◆ **Stated problem**
Write out each line exactly as it stands, please.

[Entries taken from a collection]

= = = = = = =

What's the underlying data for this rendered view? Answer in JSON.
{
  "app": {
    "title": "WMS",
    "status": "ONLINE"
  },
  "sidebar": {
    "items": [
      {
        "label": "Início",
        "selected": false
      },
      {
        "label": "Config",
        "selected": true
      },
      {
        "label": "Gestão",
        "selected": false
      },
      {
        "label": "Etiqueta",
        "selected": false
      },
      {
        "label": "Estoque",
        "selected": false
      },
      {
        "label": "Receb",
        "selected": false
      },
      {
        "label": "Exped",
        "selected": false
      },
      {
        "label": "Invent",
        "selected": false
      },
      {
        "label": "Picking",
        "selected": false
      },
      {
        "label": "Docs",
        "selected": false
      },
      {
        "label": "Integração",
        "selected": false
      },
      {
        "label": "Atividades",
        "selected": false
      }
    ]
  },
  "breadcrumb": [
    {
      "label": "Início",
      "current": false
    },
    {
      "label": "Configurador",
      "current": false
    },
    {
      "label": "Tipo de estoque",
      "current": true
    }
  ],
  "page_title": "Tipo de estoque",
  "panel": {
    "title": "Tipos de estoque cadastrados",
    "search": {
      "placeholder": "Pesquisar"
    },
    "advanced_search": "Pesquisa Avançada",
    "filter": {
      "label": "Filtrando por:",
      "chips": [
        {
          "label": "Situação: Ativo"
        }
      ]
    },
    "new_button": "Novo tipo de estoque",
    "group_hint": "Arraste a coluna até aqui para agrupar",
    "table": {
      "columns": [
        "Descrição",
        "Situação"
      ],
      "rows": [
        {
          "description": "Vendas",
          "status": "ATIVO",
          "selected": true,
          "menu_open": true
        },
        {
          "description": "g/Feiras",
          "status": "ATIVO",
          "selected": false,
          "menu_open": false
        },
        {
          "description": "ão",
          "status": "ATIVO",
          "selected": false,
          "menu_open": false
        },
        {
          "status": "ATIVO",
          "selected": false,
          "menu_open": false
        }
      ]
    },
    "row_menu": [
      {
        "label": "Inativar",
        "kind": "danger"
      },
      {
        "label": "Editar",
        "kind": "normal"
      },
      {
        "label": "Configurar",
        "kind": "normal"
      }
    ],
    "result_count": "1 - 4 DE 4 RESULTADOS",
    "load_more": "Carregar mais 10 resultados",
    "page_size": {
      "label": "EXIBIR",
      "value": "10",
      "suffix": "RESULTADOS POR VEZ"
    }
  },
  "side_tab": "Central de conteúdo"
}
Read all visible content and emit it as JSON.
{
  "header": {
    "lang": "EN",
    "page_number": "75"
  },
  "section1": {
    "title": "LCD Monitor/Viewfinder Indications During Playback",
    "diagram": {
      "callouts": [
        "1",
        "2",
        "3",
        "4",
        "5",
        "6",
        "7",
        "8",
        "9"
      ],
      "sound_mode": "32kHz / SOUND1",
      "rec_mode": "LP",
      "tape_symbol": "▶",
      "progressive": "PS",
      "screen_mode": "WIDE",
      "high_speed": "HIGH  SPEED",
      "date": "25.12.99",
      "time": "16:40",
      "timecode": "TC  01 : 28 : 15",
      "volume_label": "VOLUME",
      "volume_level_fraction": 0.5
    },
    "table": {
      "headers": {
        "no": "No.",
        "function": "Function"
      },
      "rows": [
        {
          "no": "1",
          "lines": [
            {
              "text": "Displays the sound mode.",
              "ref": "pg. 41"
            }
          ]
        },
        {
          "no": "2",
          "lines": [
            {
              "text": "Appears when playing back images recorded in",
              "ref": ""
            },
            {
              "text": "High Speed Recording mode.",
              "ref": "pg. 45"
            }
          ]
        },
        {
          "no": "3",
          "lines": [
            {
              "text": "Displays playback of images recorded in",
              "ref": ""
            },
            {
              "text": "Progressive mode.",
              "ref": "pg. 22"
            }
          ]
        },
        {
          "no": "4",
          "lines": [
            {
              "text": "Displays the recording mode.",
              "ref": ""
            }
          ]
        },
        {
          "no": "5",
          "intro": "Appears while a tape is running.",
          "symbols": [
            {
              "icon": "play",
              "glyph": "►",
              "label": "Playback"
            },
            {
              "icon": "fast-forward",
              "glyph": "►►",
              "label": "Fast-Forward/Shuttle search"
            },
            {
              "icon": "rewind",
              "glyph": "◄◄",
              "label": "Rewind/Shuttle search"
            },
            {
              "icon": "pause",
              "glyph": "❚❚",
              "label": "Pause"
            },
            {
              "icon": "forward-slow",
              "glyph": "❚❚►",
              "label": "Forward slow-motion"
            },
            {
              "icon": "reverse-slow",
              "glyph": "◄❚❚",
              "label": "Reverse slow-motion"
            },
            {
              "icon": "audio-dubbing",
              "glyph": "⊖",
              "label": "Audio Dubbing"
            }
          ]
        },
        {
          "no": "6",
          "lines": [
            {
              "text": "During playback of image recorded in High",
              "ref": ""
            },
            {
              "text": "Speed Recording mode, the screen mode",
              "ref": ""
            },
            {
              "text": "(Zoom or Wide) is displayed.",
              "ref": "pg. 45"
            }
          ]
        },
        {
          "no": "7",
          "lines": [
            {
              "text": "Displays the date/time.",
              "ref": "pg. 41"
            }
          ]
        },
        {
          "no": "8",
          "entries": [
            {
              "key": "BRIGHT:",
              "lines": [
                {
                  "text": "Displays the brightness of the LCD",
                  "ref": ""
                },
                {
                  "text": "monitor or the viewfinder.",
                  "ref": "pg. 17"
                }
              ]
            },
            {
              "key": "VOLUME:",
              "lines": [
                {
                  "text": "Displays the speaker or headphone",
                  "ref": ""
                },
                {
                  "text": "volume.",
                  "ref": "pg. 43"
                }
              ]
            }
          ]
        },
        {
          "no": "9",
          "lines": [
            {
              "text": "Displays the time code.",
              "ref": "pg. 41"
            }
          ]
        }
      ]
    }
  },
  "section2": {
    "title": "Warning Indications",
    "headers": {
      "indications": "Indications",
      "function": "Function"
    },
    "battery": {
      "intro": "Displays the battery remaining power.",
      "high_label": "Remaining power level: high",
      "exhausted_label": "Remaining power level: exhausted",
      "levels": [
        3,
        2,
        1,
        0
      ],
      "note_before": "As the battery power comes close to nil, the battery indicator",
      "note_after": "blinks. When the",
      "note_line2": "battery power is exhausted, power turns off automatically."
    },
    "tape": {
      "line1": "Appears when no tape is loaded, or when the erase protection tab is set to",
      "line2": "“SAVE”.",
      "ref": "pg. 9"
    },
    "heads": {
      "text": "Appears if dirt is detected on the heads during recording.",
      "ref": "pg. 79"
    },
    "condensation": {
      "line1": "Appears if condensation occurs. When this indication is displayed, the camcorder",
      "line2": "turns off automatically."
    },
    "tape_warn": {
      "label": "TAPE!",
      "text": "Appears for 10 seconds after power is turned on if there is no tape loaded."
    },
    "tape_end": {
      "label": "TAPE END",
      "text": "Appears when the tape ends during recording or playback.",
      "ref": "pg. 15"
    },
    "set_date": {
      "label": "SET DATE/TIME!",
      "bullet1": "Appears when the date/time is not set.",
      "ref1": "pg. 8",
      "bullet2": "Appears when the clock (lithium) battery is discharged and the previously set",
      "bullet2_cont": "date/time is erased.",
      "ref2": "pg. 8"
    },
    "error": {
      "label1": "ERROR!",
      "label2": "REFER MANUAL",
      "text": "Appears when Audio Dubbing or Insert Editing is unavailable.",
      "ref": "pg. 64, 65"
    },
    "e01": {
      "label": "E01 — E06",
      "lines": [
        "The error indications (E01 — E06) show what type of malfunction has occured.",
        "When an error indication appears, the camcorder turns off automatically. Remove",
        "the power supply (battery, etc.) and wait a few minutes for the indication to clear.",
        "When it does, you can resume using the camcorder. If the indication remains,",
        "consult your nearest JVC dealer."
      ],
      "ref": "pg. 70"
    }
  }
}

= = = = = = =

◆ **Completed exercise**
What's the underlying data for this rendered view? Answer in JSON.
{
  "app": {
    "title": "WMS",
    "status": "ONLINE"
  },
  "sidebar": {
    "items": [
      {
        "label": "Início",
        "selected": false
      },
      {
        "label": "Config",
        "selected": true
      },
      {
        "label": "Gestão",
        "selected": false
      },
      {
        "label": "Etiqueta",
        "selected": false
      },
      {
        "label": "Estoque",
        "selected": false
      },
      {
        "label": "Receb",
        "selected": false
      },
      {
        "label": "Exped",
        "selected": false
      },
      {
        "label": "Invent",
        "selected": false
      },
      {
        "label": "Picking",
        "selected": false
      },
      {
        "label": "Docs",
        "selected": false
      },
      {
        "label": "Integração",
        "selected": false
      },
      {
        "label": "Atividades",
        "selected": false
      }
    ]
  },
  "breadcrumb": [
    {
      "label": "Início",
      "current": false
    },
    {
      "label": "Configurador",
      "current": false
    },
    {
      "label": "Tipo de estoque",
      "current": true
    }
  ],
  "page_title": "Tipo de estoque",
  "panel": {
    "title": "Tipos de estoque cadastrados",
    "search": {
      "placeholder": "Pesquisar"
    },
    "advanced_search": "Pesquisa Avançada",
    "filter": {
      "label": "Filtrando por:",
      "chips": [
        {
          "label": "Situação: Ativo"
        }
      ]
    },
    "new_button": "Novo tipo de estoque",
    "group_hint": "Arraste a coluna até aqui para agrupar",
    "table": {
      "columns": [
        "Descrição",
        "Situação"
      ],
      "rows": [
        {
          "description": "Vendas",
          "status": "ATIVO",
          "selected": true,
          "menu_open": true
        },
        {
          "description": "g/Feiras",
          "status": "ATIVO",
          "selected": false,
          "menu_open": false
        },
        {
          "description": "ão",
          "status": "ATIVO",
          "selected": false,
          "menu_open": false
        },
        {
          "status": "ATIVO",
          "selected": false,
          "menu_open": false
        }
      ]
    },
    "row_menu": [
      {
        "label": "Inativar",
        "kind": "danger"
      },
      {
        "label": "Editar",
        "kind": "normal"
      },
      {
        "label": "Configurar",
        "kind": "normal"
      }
    ],
    "result_count": "1 - 4 DE 4 RESULTADOS",
    "load_more": "Carregar mais 10 resultados",
    "page_size": {
      "label": "EXIBIR",
      "value": "10",
      "suffix": "RESULTADOS POR VEZ"
    }
  },
  "side_tab": "Central de conteúdo"
}
Read all visible content and emit it as JSON.
{
  "header": {
    "lang": "EN",
    "page_number": "75"
  },
  "section1": {
    "title": "LCD Monitor/Viewfinder Indications During Playback",
    "diagram": {
      "callouts": [
        "1",
        "2",
        "3",
        "4",
        "5",
        "6",
        "7",
        "8",
        "9"
      ],
      "sound_mode": "32kHz / SOUND1",
      "rec_mode": "LP",
      "tape_symbol": "▶",
      "progressive": "PS",
      "screen_mode": "WIDE",
      "high_speed": "HIGH  SPEED",
      "date": "25.12.99",
      "time": "16:40",
      "timecode": "TC  01 : 28 : 15",
      "volume_label": "VOLUME",
      "volume_level_fraction": 0.5
    },
    "table": {
      "headers": {
        "no": "No.",
        "function": "Function"
      },
      "rows": [
        {
          "no": "1",
          "lines": [
            {
              "text": "Displays the sound mode.",
              "ref": "pg. 41"
            }
          ]
        },
        {
          "no": "2",
          "lines": [
            {
              "text": "Appears when playing back images recorded in",
              "ref": ""
            },
            {
              "text": "High Speed Recording mode.",
              "ref": "pg. 45"
            }
          ]
        },
        {
          "no": "3",
          "lines": [
            {
              "text": "Displays playback of images recorded in",
              "ref": ""
            },
            {
              "text": "Progressive mode.",
              "ref": "pg. 22"
            }
          ]
        },
        {
          "no": "4",
          "lines": [
            {
              "text": "Displays the recording mode.",
              "ref": ""
            }
          ]
        },
        {
          "no": "5",
          "intro": "Appears while a tape is running.",
          "symbols": [
            {
              "icon": "play",
              "glyph": "►",
              "label": "Playback"
            },
            {
              "icon": "fast-forward",
              "glyph": "►►",
              "label": "Fast-Forward/Shuttle search"
            },
            {
              "icon": "rewind",
              "glyph": "◄◄",
              "label": "Rewind/Shuttle search"
            },
            {
              "icon": "pause",
              "glyph": "❚❚",
              "label": "Pause"
            },
            {
              "icon": "forward-slow",
              "glyph": "❚❚►",
              "label": "Forward slow-motion"
            },
            {
              "icon": "reverse-slow",
              "glyph": "◄❚❚",
              "label": "Reverse slow-motion"
            },
            {
              "icon": "audio-dubbing",
              "glyph": "⊖",
              "label": "Audio Dubbing"
            }
          ]
        },
        {
          "no": "6",
          "lines": [
            {
              "text": "During playback of image recorded in High",
              "ref": ""
            },
            {
              "text": "Speed Recording mode, the screen mode",
              "ref": ""
            },
            {
              "text": "(Zoom or Wide) is displayed.",
              "ref": "pg. 45"
            }
          ]
        },
        {
          "no": "7",
          "lines": [
            {
              "text": "Displays the date/time.",
              "ref": "pg. 41"
            }
          ]
        },
        {
          "no": "8",
          "entries": [
            {
              "key": "BRIGHT:",
              "lines": [
                {
                  "text": "Displays the brightness of the LCD",
                  "ref": ""
                },
                {
                  "text": "monitor or the viewfinder.",
                  "ref": "pg. 17"
                }
              ]
            },
            {
              "key": "VOLUME:",
              "lines": [
                {
                  "text": "Displays the speaker or headphone",
                  "ref": ""
                },
                {
                  "text": "volume.",
                  "ref": "pg. 43"
                }
              ]
            }
          ]
        },
        {
          "no": "9",
          "lines": [
            {
              "text": "Displays the time code.",
              "ref": "pg. 41"
            }
          ]
        }
      ]
    }
  },
  "section2": {
    "title": "Warning Indications",
    "headers": {
      "indications": "Indications",
      "function": "Function"
    },
    "battery": {
      "intro": "Displays the battery remaining power.",
      "high_label": "Remaining power level: high",
      "exhausted_label": "Remaining power level: exhausted",
      "levels": [
        3,
        2,
        1,
        0
      ],
      "note_before": "As the battery power comes close to nil, the battery indicator",
      "note_after": "blinks. When the",
      "note_line2": "battery power is exhausted, power turns off automatically."
    },
    "tape": {
      "line1": "Appears when no tape is loaded, or when the erase protection tab is set to",
      "line2": "“SAVE”.",
      "ref": "pg. 9"
    },
    "heads": {
      "text": "Appears if dirt is detected on the heads during recording.",
      "ref": "pg. 79"
    },
    "condensation": {
      "line1": "Appears if condensation occurs. When this indication is displayed, the camcorder",
      "line2": "turns off automatically."
    },
    "tape_warn": {
      "label": "TAPE!",
      "text": "Appears for 10 seconds after power is turned on if there is no tape loaded."
    },
    "tape_end": {
      "label": "TAPE END",
      "text": "Appears when the tape ends during recording or playback.",
      "ref": "pg. 15"
    },
    "set_date": {
      "label": "SET DATE/TIME!",
      "bullet1": "Appears when the date/time is not set.",
      "ref1": "pg. 8",
      "bullet2": "Appears when the clock (lithium) battery is discharged and the previously set",
      "bullet2_cont": "date/time is erased.",
      "ref2": "pg. 8"
    },
    "error": {
      "label1": "ERROR!",
      "label2": "REFER MANUAL",
      "text": "Appears when Audio Dubbing or Insert Editing is unavailable.",
      "ref": "pg. 64, 65"
    },
    "e01": {
      "label": "E01 — E06",
      "lines": [
        "The error indications (E01 — E06) show what type of malfunction has occured.",
        "When an error indication appears, the camcorder turns off automatically. Remove",
        "the power supply (battery, etc.) and wait a few minutes for the indication to clear.",
        "When it does, you can resume using the camcorder. If the indication remains,",
        "consult your nearest JVC dealer."
      ],
      "ref": "pg. 70"
    }
  }
}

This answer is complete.